WRITTEN REQUEST:
An exact copy of every record is needed.

DATASET EXTRACT:
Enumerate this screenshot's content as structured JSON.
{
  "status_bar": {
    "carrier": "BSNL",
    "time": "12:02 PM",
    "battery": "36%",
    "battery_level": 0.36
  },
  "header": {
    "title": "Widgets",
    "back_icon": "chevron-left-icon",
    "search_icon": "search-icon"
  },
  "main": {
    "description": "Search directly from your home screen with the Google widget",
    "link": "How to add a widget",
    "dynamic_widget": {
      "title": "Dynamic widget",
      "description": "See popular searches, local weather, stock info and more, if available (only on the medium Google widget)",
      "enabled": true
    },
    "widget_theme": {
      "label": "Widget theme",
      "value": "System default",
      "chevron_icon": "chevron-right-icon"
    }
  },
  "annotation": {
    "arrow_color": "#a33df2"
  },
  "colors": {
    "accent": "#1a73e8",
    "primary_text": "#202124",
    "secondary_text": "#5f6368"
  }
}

FULL OUTPUT:
Enumerate this screenshot's content as structured JSON.
{
  "status_bar": {
    "carrier": "BSNL",
    "time": "12:02 PM",
    "battery": "36%",
    "battery_level": 0.36
  },
  "header": {
    "title": "Widgets",
    "back_icon": "chevron-left-icon",
    "search_icon": "search-icon"
  },
  "main": {
    "description": "Search directly from your home screen with the Google widget",
    "link": "How to add a widget",
    "dynamic_widget": {
      "title": "Dynamic widget",
      "description": "See popular searches, local weather, stock info and more, if available (only on the medium Google widget)",
      "enabled": true
    },
    "widget_theme": {
      "label": "Widget theme",
      "value": "System default",
      "chevron_icon": "chevron-right-icon"
    }
  },
  "annotation": {
    "arrow_color": "#a33df2"
  },
  "colors": {
    "accent": "#1a73e8",
    "primary_text": "#202124",
    "secondary_text": "#5f6368"
  }
}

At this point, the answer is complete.